## begin Recorded information

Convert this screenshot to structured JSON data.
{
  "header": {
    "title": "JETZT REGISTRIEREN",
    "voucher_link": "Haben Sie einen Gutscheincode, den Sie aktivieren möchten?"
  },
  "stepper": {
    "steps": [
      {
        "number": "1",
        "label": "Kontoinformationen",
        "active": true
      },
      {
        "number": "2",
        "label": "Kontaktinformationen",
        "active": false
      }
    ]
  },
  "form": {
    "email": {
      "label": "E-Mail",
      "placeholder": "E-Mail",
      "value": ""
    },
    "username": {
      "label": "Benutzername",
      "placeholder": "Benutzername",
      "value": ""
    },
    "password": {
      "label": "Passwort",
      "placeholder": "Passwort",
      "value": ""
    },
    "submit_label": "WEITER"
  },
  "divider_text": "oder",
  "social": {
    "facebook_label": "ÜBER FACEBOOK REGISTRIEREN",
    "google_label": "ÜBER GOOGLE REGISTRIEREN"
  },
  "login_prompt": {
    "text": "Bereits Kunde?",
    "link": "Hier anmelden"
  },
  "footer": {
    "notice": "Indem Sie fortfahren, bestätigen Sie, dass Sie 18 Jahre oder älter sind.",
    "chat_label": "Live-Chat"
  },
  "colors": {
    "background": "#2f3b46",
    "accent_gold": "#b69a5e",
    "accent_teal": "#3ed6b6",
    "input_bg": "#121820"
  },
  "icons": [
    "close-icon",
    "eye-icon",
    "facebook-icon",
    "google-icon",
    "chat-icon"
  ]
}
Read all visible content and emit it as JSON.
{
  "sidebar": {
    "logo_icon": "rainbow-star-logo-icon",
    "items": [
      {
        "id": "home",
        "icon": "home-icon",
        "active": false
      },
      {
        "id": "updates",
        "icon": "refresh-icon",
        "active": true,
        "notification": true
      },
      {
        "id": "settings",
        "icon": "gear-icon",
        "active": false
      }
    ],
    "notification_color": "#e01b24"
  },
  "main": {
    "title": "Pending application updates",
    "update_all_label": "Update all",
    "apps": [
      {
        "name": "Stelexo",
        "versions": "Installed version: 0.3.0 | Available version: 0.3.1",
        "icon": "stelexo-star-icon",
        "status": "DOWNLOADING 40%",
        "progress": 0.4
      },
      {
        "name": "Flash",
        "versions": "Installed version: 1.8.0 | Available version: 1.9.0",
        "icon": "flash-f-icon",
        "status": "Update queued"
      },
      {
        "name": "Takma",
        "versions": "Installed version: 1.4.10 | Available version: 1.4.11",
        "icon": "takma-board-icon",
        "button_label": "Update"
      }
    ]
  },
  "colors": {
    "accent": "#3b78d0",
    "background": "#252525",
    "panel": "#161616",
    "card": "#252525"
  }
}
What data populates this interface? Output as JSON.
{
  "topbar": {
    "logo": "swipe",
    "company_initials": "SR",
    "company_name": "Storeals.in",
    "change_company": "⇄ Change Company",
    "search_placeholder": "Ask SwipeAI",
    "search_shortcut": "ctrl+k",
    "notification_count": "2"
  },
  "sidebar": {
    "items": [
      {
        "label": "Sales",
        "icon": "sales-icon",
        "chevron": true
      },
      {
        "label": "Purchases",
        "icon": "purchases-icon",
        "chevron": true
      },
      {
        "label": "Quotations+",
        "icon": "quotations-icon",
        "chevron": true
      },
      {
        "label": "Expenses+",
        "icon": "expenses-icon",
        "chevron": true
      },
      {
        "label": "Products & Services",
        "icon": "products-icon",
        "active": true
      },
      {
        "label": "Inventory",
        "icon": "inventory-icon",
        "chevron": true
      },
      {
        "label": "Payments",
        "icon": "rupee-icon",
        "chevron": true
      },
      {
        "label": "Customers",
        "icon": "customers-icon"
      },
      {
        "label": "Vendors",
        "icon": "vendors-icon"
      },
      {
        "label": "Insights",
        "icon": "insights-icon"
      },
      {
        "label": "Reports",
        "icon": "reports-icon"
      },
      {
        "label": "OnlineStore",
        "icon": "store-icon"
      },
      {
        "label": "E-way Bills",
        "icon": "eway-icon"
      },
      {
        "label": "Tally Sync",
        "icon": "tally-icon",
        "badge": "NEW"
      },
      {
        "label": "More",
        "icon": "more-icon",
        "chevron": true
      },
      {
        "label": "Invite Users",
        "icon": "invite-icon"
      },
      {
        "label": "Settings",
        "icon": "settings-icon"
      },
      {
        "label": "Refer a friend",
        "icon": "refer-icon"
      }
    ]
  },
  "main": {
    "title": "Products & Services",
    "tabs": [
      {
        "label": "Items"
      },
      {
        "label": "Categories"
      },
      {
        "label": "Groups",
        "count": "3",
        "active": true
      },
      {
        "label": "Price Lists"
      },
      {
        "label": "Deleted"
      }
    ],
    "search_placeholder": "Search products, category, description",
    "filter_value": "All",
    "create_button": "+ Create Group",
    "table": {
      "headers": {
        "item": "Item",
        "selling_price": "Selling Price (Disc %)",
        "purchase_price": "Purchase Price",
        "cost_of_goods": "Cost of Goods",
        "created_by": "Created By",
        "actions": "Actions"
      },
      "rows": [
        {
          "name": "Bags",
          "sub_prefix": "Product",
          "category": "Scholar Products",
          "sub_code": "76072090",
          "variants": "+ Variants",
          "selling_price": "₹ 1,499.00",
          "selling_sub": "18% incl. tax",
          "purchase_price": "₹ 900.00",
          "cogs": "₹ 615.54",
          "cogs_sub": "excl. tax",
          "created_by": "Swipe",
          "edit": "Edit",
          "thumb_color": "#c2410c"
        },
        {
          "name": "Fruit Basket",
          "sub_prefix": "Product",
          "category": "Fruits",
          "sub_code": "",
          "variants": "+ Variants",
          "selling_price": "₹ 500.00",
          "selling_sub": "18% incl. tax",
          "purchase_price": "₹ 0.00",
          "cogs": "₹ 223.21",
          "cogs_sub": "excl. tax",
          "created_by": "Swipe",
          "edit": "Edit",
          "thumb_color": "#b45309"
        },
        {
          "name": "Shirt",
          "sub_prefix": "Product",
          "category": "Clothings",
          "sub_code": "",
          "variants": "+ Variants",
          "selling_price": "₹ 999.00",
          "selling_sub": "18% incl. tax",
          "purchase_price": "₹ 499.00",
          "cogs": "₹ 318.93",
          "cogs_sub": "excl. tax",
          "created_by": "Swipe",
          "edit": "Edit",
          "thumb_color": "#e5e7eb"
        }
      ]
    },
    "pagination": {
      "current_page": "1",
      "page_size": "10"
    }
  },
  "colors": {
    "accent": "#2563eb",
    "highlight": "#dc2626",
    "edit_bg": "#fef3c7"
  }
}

## end Recorded information

### Task details:
Transcribe all of the material exactly. Omit nothing.

### Result of this exercise:
Convert this screenshot to structured JSON data.
{
  "header": {
    "title": "JETZT REGISTRIEREN",
    "voucher_link": "Haben Sie einen Gutscheincode, den Sie aktivieren möchten?"
  },
  "stepper": {
    "steps": [
      {
        "number": "1",
        "label": "Kontoinformationen",
        "active": true
      },
      {
        "number": "2",
        "label": "Kontaktinformationen",
        "active": false
      }
    ]
  },
  "form": {
    "email": {
      "label": "E-Mail",
      "placeholder": "E-Mail",
      "value": ""
    },
    "username": {
      "label": "Benutzername",
      "placeholder": "Benutzername",
      "value": ""
    },
    "password": {
      "label": "Passwort",
      "placeholder": "Passwort",
      "value": ""
    },
    "submit_label": "WEITER"
  },
  "divider_text": "oder",
  "social": {
    "facebook_label": "ÜBER FACEBOOK REGISTRIEREN",
    "google_label": "ÜBER GOOGLE REGISTRIEREN"
  },
  "login_prompt": {
    "text": "Bereits Kunde?",
    "link": "Hier anmelden"
  },
  "footer": {
    "notice": "Indem Sie fortfahren, bestätigen Sie, dass Sie 18 Jahre oder älter sind.",
    "chat_label": "Live-Chat"
  },
  "colors": {
    "background": "#2f3b46",
    "accent_gold": "#b69a5e",
    "accent_teal": "#3ed6b6",
    "input_bg": "#121820"
  },
  "icons": [
    "close-icon",
    "eye-icon",
    "facebook-icon",
    "google-icon",
    "chat-icon"
  ]
}
Read all visible content and emit it as JSON.
{
  "sidebar": {
    "logo_icon": "rainbow-star-logo-icon",
    "items": [
      {
        "id": "home",
        "icon": "home-icon",
        "active": false
      },
      {
        "id": "updates",
        "icon": "refresh-icon",
        "active": true,
        "notification": true
      },
      {
        "id": "settings",
        "icon": "gear-icon",
        "active": false
      }
    ],
    "notification_color": "#e01b24"
  },
  "main": {
    "title": "Pending application updates",
    "update_all_label": "Update all",
    "apps": [
      {
        "name": "Stelexo",
        "versions": "Installed version: 0.3.0 | Available version: 0.3.1",
        "icon": "stelexo-star-icon",
        "status": "DOWNLOADING 40%",
        "progress": 0.4
      },
      {
        "name": "Flash",
        "versions": "Installed version: 1.8.0 | Available version: 1.9.0",
        "icon": "flash-f-icon",
        "status": "Update queued"
      },
      {
        "name": "Takma",
        "versions": "Installed version: 1.4.10 | Available version: 1.4.11",
        "icon": "takma-board-icon",
        "button_label": "Update"
      }
    ]
  },
  "colors": {
    "accent": "#3b78d0",
    "background": "#252525",
    "panel": "#161616",
    "card": "#252525"
  }
}
What data populates this interface? Output as JSON.
{
  "topbar": {
    "logo": "swipe",
    "company_initials": "SR",
    "company_name": "Storeals.in",
    "change_company": "⇄ Change Company",
    "search_placeholder": "Ask SwipeAI",
    "search_shortcut": "ctrl+k",
    "notification_count": "2"
  },
  "sidebar": {
    "items": [
      {
        "label": "Sales",
        "icon": "sales-icon",
        "chevron": true
      },
      {
        "label": "Purchases",
        "icon": "purchases-icon",
        "chevron": true
      },
      {
        "label": "Quotations+",
        "icon": "quotations-icon",
        "chevron": true
      },
      {
        "label": "Expenses+",
        "icon": "expenses-icon",
        "chevron": true
      },
      {
        "label": "Products & Services",
        "icon": "products-icon",
        "active": true
      },
      {
        "label": "Inventory",
        "icon": "inventory-icon",
        "chevron": true
      },
      {
        "label": "Payments",
        "icon": "rupee-icon",
        "chevron": true
      },
      {
        "label": "Customers",
        "icon": "customers-icon"
      },
      {
        "label": "Vendors",
        "icon": "vendors-icon"
      },
      {
        "label": "Insights",
        "icon": "insights-icon"
      },
      {
        "label": "Reports",
        "icon": "reports-icon"
      },
      {
        "label": "OnlineStore",
        "icon": "store-icon"
      },
      {
        "label": "E-way Bills",
        "icon": "eway-icon"
      },
      {
        "label": "Tally Sync",
        "icon": "tally-icon",
        "badge": "NEW"
      },
      {
        "label": "More",
        "icon": "more-icon",
        "chevron": true
      },
      {
        "label": "Invite Users",
        "icon": "invite-icon"
      },
      {
        "label": "Settings",
        "icon": "settings-icon"
      },
      {
        "label": "Refer a friend",
        "icon": "refer-icon"
      }
    ]
  },
  "main": {
    "title": "Products & Services",
    "tabs": [
      {
        "label": "Items"
      },
      {
        "label": "Categories"
      },
      {
        "label": "Groups",
        "count": "3",
        "active": true
      },
      {
        "label": "Price Lists"
      },
      {
        "label": "Deleted"
      }
    ],
    "search_placeholder": "Search products, category, description",
    "filter_value": "All",
    "create_button": "+ Create Group",
    "table": {
      "headers": {
        "item": "Item",
        "selling_price": "Selling Price (Disc %)",
        "purchase_price": "Purchase Price",
        "cost_of_goods": "Cost of Goods",
        "created_by": "Created By",
        "actions": "Actions"
      },
      "rows": [
        {
          "name": "Bags",
          "sub_prefix": "Product",
          "category": "Scholar Products",
          "sub_code": "76072090",
          "variants": "+ Variants",
          "selling_price": "₹ 1,499.00",
          "selling_sub": "18% incl. tax",
          "purchase_price": "₹ 900.00",
          "cogs": "₹ 615.54",
          "cogs_sub": "excl. tax",
          "created_by": "Swipe",
          "edit": "Edit",
          "thumb_color": "#c2410c"
        },
        {
          "name": "Fruit Basket",
          "sub_prefix": "Product",
          "category": "Fruits",
          "sub_code": "",
          "variants": "+ Variants",
          "selling_price": "₹ 500.00",
          "selling_sub": "18% incl. tax",
          "purchase_price": "₹ 0.00",
          "cogs": "₹ 223.21",
          "cogs_sub": "excl. tax",
          "created_by": "Swipe",
          "edit": "Edit",
          "thumb_color": "#b45309"
        },
        {
          "name": "Shirt",
          "sub_prefix": "Product",
          "category": "Clothings",
          "sub_code": "",
          "variants": "+ Variants",
          "selling_price": "₹ 999.00",
          "selling_sub": "18% incl. tax",
          "purchase_price": "₹ 499.00",
          "cogs": "₹ 318.93",
          "cogs_sub": "excl. tax",
          "created_by": "Swipe",
          "edit": "Edit",
          "thumb_color": "#e5e7eb"
        }
      ]
    },
    "pagination": {
      "current_page": "1",
      "page_size": "10"
    }
  },
  "colors": {
    "accent": "#2563eb",
    "highlight": "#dc2626",
    "edit_bg": "#fef3c7"
  }
}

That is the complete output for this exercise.